**Dataset:**
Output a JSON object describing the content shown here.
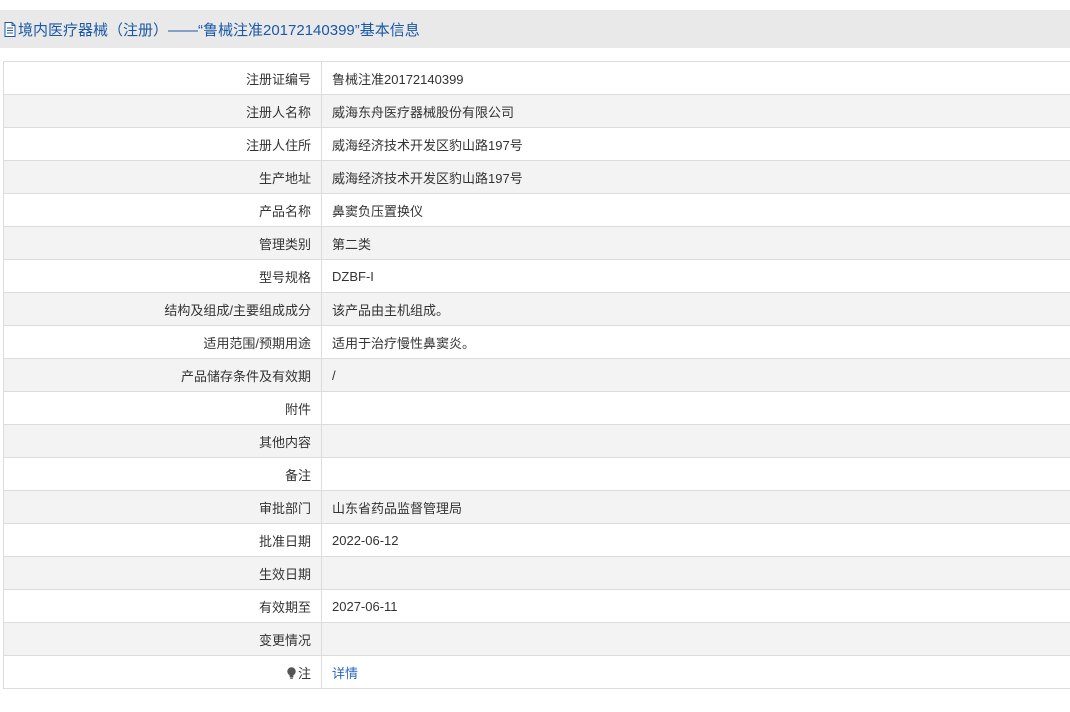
{
  "header": {
    "title": "境内医疗器械（注册）——“鲁械注准20172140399”基本信息",
    "icon": "document-icon"
  },
  "rows": [
    {
      "label": "注册证编号",
      "value": "鲁械注准20172140399"
    },
    {
      "label": "注册人名称",
      "value": "威海东舟医疗器械股份有限公司"
    },
    {
      "label": "注册人住所",
      "value": "威海经济技术开发区豹山路197号"
    },
    {
      "label": "生产地址",
      "value": "威海经济技术开发区豹山路197号"
    },
    {
      "label": "产品名称",
      "value": "鼻窦负压置换仪"
    },
    {
      "label": "管理类别",
      "value": "第二类"
    },
    {
      "label": "型号规格",
      "value": "DZBF-I"
    },
    {
      "label": "结构及组成/主要组成成分",
      "value": "该产品由主机组成。"
    },
    {
      "label": "适用范围/预期用途",
      "value": "适用于治疗慢性鼻窦炎。"
    },
    {
      "label": "产品储存条件及有效期",
      "value": "/"
    },
    {
      "label": "附件",
      "value": ""
    },
    {
      "label": "其他内容",
      "value": ""
    },
    {
      "label": "备注",
      "value": ""
    },
    {
      "label": "审批部门",
      "value": "山东省药品监督管理局"
    },
    {
      "label": "批准日期",
      "value": "2022-06-12"
    },
    {
      "label": "生效日期",
      "value": ""
    },
    {
      "label": "有效期至",
      "value": "2027-06-11"
    },
    {
      "label": "变更情况",
      "value": ""
    }
  ],
  "note_row": {
    "label": "注",
    "icon": "lightbulb-icon",
    "link_text": "详情"
  },
  "colors": {
    "title_text": "#1a58a8",
    "title_bg": "#e9e9e9",
    "row_alt_bg": "#f3f3f3",
    "border": "#dcdcdc",
    "link": "#2a66c1"
  }
}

**Goal:** Are you able to set down all the lines above exactly, without any pictures?

**Solution for this task:**
Output a JSON object describing the content shown here.
{
  "header": {
    "title": "境内医疗器械（注册）——“鲁械注准20172140399”基本信息",
    "icon": "document-icon"
  },
  "rows": [
    {
      "label": "注册证编号",
      "value": "鲁械注准20172140399"
    },
    {
      "label": "注册人名称",
      "value": "威海东舟医疗器械股份有限公司"
    },
    {
      "label": "注册人住所",
      "value": "威海经济技术开发区豹山路197号"
    },
    {
      "label": "生产地址",
      "value": "威海经济技术开发区豹山路197号"
    },
    {
      "label": "产品名称",
      "value": "鼻窦负压置换仪"
    },
    {
      "label": "管理类别",
      "value": "第二类"
    },
    {
      "label": "型号规格",
      "value": "DZBF-I"
    },
    {
      "label": "结构及组成/主要组成成分",
      "value": "该产品由主机组成。"
    },
    {
      "label": "适用范围/预期用途",
      "value": "适用于治疗慢性鼻窦炎。"
    },
    {
      "label": "产品储存条件及有效期",
      "value": "/"
    },
    {
      "label": "附件",
      "value": ""
    },
    {
      "label": "其他内容",
      "value": ""
    },
    {
      "label": "备注",
      "value": ""
    },
    {
      "label": "审批部门",
      "value": "山东省药品监督管理局"
    },
    {
      "label": "批准日期",
      "value": "2022-06-12"
    },
    {
      "label": "生效日期",
      "value": ""
    },
    {
      "label": "有效期至",
      "value": "2027-06-11"
    },
    {
      "label": "变更情况",
      "value": ""
    }
  ],
  "note_row": {
    "label": "注",
    "icon": "lightbulb-icon",
    "link_text": "详情"
  },
  "colors": {
    "title_text": "#1a58a8",
    "title_bg": "#e9e9e9",
    "row_alt_bg": "#f3f3f3",
    "border": "#dcdcdc",
    "link": "#2a66c1"
  }
}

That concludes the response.